Extracted records:
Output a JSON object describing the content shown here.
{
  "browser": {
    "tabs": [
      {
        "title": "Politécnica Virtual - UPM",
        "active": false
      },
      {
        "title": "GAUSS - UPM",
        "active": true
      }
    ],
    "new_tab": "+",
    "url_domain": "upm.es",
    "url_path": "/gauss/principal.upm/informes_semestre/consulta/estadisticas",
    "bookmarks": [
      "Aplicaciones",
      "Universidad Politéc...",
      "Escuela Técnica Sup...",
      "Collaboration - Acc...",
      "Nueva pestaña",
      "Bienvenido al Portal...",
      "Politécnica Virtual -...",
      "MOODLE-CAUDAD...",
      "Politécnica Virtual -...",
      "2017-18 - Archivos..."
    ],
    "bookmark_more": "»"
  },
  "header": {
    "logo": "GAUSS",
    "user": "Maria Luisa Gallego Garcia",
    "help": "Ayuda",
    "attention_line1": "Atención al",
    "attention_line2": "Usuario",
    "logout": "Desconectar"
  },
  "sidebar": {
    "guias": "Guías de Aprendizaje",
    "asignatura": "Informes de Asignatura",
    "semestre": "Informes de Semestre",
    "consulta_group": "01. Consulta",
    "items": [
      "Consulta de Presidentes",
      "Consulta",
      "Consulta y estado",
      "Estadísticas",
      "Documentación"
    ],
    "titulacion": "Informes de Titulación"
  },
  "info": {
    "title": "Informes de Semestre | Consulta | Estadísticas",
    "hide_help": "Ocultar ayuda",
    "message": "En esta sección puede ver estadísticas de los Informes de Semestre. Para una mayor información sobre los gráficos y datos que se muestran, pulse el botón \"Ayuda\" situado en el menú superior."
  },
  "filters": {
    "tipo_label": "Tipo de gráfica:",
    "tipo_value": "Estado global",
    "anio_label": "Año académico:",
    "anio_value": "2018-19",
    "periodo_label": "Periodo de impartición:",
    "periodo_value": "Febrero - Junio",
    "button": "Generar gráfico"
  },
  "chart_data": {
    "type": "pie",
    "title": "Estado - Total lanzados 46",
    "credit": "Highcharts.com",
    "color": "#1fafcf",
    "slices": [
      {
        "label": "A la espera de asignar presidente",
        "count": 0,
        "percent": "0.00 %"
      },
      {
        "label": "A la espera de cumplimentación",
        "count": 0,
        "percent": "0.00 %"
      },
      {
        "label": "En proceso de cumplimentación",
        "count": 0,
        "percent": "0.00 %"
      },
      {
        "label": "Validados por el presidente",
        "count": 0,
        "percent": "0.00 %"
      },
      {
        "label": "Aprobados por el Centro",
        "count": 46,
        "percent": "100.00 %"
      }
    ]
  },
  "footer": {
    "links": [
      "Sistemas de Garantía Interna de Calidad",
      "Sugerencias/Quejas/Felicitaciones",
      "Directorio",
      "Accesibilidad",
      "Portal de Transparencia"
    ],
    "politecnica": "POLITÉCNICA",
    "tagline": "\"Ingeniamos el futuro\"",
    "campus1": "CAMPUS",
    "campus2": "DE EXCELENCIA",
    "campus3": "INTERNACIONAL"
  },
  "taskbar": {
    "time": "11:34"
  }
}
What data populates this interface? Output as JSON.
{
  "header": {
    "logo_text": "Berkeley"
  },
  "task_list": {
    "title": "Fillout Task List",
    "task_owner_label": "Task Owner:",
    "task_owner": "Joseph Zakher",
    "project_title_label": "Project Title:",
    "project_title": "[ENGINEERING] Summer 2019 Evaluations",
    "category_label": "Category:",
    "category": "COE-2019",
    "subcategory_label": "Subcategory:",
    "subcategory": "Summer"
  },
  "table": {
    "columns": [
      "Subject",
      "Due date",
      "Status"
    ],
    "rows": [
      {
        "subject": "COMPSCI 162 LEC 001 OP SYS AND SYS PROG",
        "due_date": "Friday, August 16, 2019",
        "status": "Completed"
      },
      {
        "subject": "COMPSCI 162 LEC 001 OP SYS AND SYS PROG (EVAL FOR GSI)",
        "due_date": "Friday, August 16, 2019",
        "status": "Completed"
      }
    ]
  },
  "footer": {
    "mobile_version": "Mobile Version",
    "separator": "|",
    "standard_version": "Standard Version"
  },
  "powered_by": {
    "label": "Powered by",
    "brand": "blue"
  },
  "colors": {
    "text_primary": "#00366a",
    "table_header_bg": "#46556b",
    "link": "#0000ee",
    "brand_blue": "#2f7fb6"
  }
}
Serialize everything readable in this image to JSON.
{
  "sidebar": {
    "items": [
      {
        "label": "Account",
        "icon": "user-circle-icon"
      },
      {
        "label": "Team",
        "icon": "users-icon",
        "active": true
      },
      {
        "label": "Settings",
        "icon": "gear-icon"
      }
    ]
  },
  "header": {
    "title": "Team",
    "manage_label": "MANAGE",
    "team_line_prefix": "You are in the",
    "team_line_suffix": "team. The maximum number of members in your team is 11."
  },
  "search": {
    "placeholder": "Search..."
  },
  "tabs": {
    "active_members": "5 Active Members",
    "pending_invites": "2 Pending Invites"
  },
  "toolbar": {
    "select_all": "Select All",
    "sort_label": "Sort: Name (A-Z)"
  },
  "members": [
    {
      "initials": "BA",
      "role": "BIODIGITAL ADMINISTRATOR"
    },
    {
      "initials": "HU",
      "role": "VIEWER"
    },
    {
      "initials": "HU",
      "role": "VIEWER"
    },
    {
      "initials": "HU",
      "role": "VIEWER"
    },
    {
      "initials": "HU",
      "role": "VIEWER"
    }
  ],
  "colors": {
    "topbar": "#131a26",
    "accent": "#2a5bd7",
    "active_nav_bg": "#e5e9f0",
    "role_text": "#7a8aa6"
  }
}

Directions for this task: Track down all lines above with the string "COMPSCI" and copy them.

Reply:
        "subject": "COMPSCI 162 LEC 001 OP SYS AND SYS PROG",
        "subject": "COMPSCI 162 LEC 001 OP SYS AND SYS PROG (EVAL FOR GSI)",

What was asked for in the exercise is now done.